--- START Recorded information ---

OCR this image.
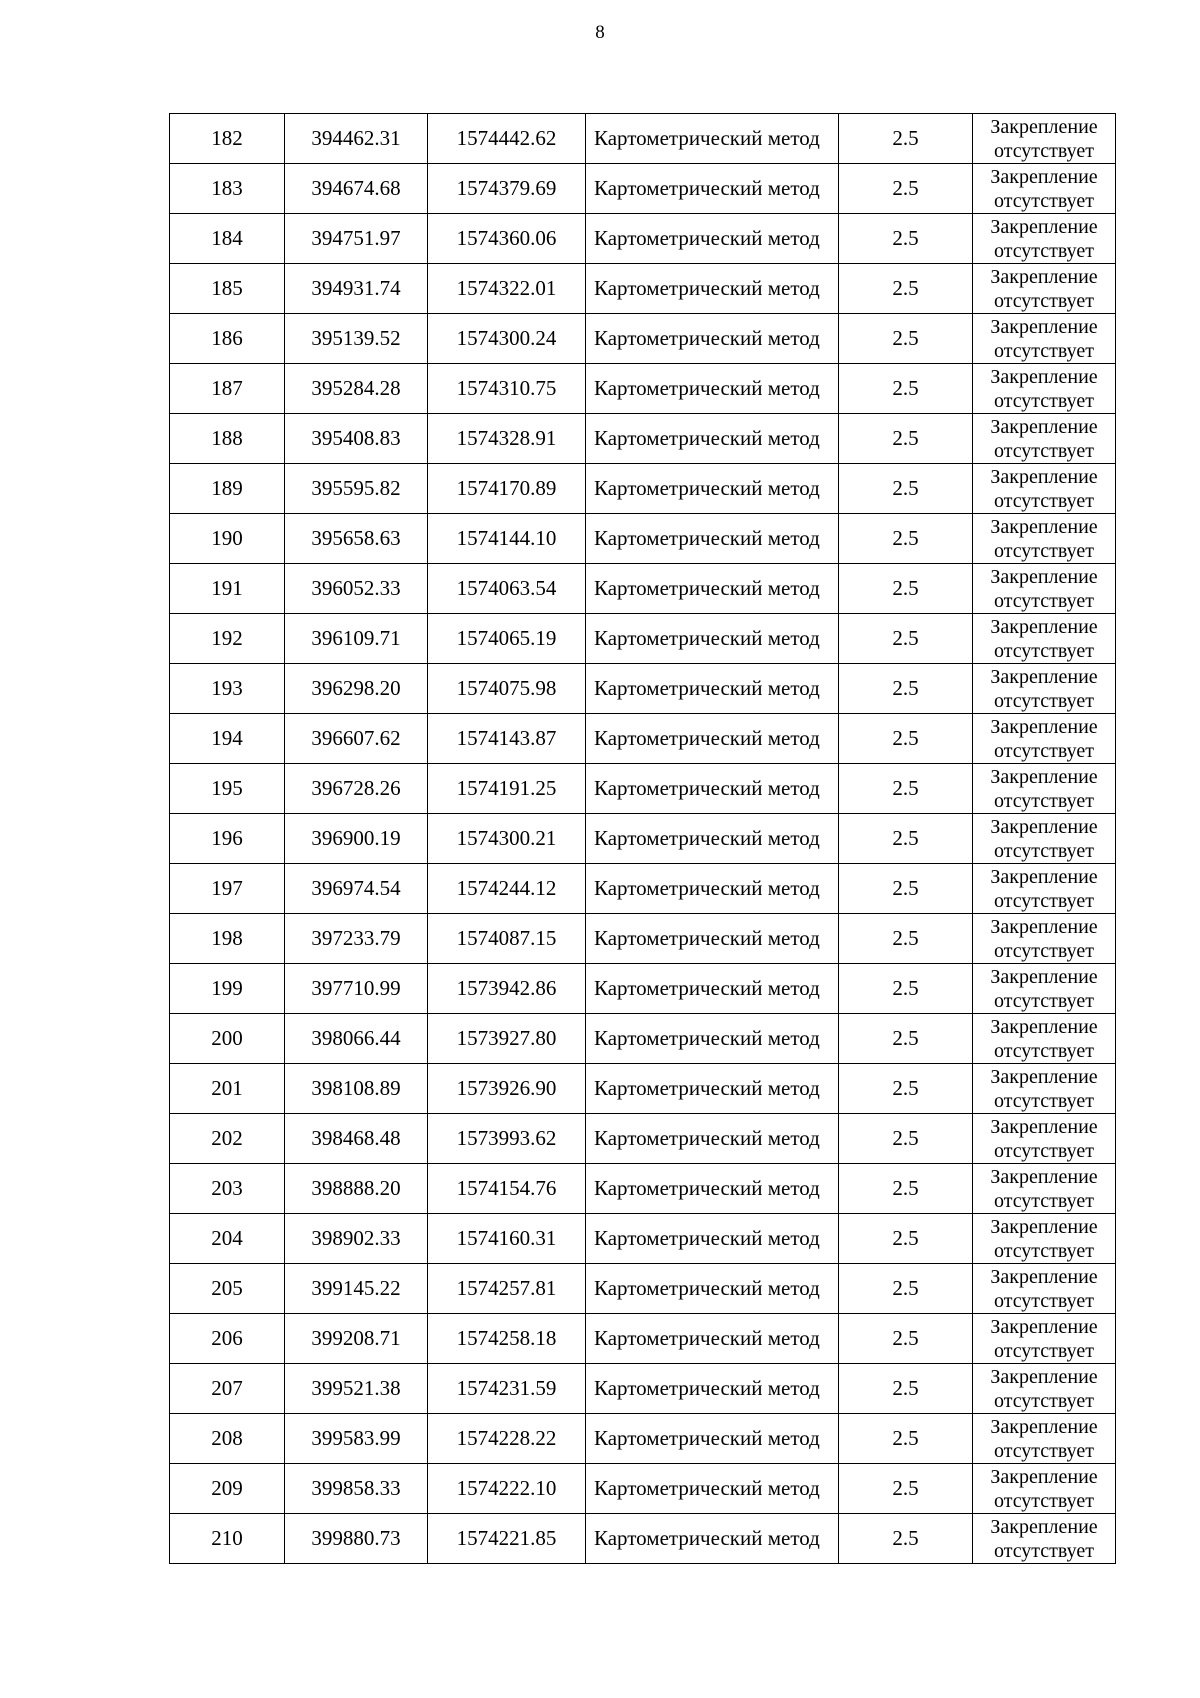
8
182	394462.31	1574442.62	Картометрический метод	2.5	Закрепление
отсутствует

183	394674.68	1574379.69	Картометрический метод	2.5	Закрепление
отсутствует

184	394751.97	1574360.06	Картометрический метод	2.5	Закрепление
отсутствует

185	394931.74	1574322.01	Картометрический метод	2.5	Закрепление
отсутствует

186	395139.52	1574300.24	Картометрический метод	2.5	Закрепление
отсутствует

187	395284.28	1574310.75	Картометрический метод	2.5	Закрепление
отсутствует

188	395408.83	1574328.91	Картометрический метод	2.5	Закрепление
отсутствует

189	395595.82	1574170.89	Картометрический метод	2.5	Закрепление
отсутствует

190	395658.63	1574144.10	Картометрический метод	2.5	Закрепление
отсутствует

191	396052.33	1574063.54	Картометрический метод	2.5	Закрепление
отсутствует

192	396109.71	1574065.19	Картометрический метод	2.5	Закрепление
отсутствует

193	396298.20	1574075.98	Картометрический метод	2.5	Закрепление
отсутствует

194	396607.62	1574143.87	Картометрический метод	2.5	Закрепление
отсутствует

195	396728.26	1574191.25	Картометрический метод	2.5	Закрепление
отсутствует

196	396900.19	1574300.21	Картометрический метод	2.5	Закрепление
отсутствует

197	396974.54	1574244.12	Картометрический метод	2.5	Закрепление
отсутствует

198	397233.79	1574087.15	Картометрический метод	2.5	Закрепление
отсутствует

199	397710.99	1573942.86	Картометрический метод	2.5	Закрепление
отсутствует

200	398066.44	1573927.80	Картометрический метод	2.5	Закрепление
отсутствует

201	398108.89	1573926.90	Картометрический метод	2.5	Закрепление
отсутствует

202	398468.48	1573993.62	Картометрический метод	2.5	Закрепление
отсутствует

203	398888.20	1574154.76	Картометрический метод	2.5	Закрепление
отсутствует

204	398902.33	1574160.31	Картометрический метод	2.5	Закрепление
отсутствует

205	399145.22	1574257.81	Картометрический метод	2.5	Закрепление
отсутствует

206	399208.71	1574258.18	Картометрический метод	2.5	Закрепление
отсутствует

207	399521.38	1574231.59	Картометрический метод	2.5	Закрепление
отсутствует

208	399583.99	1574228.22	Картометрический метод	2.5	Закрепление
отсутствует

209	399858.33	1574222.10	Картометрический метод	2.5	Закрепление
отсутствует

210	399880.73	1574221.85	Картометрический метод	2.5	Закрепление
отсутствует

--- END Recorded information ---

Print all of the entries word for word. Skip any images they contain.

OCR this image.
8
182	394462.31	1574442.62	Картометрический метод	2.5	Закрепление
отсутствует

183	394674.68	1574379.69	Картометрический метод	2.5	Закрепление
отсутствует

184	394751.97	1574360.06	Картометрический метод	2.5	Закрепление
отсутствует

185	394931.74	1574322.01	Картометрический метод	2.5	Закрепление
отсутствует

186	395139.52	1574300.24	Картометрический метод	2.5	Закрепление
отсутствует

187	395284.28	1574310.75	Картометрический метод	2.5	Закрепление
отсутствует

188	395408.83	1574328.91	Картометрический метод	2.5	Закрепление
отсутствует

189	395595.82	1574170.89	Картометрический метод	2.5	Закрепление
отсутствует

190	395658.63	1574144.10	Картометрический метод	2.5	Закрепление
отсутствует

191	396052.33	1574063.54	Картометрический метод	2.5	Закрепление
отсутствует

192	396109.71	1574065.19	Картометрический метод	2.5	Закрепление
отсутствует

193	396298.20	1574075.98	Картометрический метод	2.5	Закрепление
отсутствует

194	396607.62	1574143.87	Картометрический метод	2.5	Закрепление
отсутствует

195	396728.26	1574191.25	Картометрический метод	2.5	Закрепление
отсутствует

196	396900.19	1574300.21	Картометрический метод	2.5	Закрепление
отсутствует

197	396974.54	1574244.12	Картометрический метод	2.5	Закрепление
отсутствует

198	397233.79	1574087.15	Картометрический метод	2.5	Закрепление
отсутствует

199	397710.99	1573942.86	Картометрический метод	2.5	Закрепление
отсутствует

200	398066.44	1573927.80	Картометрический метод	2.5	Закрепление
отсутствует

201	398108.89	1573926.90	Картометрический метод	2.5	Закрепление
отсутствует

202	398468.48	1573993.62	Картометрический метод	2.5	Закрепление
отсутствует

203	398888.20	1574154.76	Картометрический метод	2.5	Закрепление
отсутствует

204	398902.33	1574160.31	Картометрический метод	2.5	Закрепление
отсутствует

205	399145.22	1574257.81	Картометрический метод	2.5	Закрепление
отсутствует

206	399208.71	1574258.18	Картометрический метод	2.5	Закрепление
отсутствует

207	399521.38	1574231.59	Картометрический метод	2.5	Закрепление
отсутствует

208	399583.99	1574228.22	Картометрический метод	2.5	Закрепление
отсутствует

209	399858.33	1574222.10	Картометрический метод	2.5	Закрепление
отсутствует

210	399880.73	1574221.85	Картометрический метод	2.5	Закрепление
отсутствует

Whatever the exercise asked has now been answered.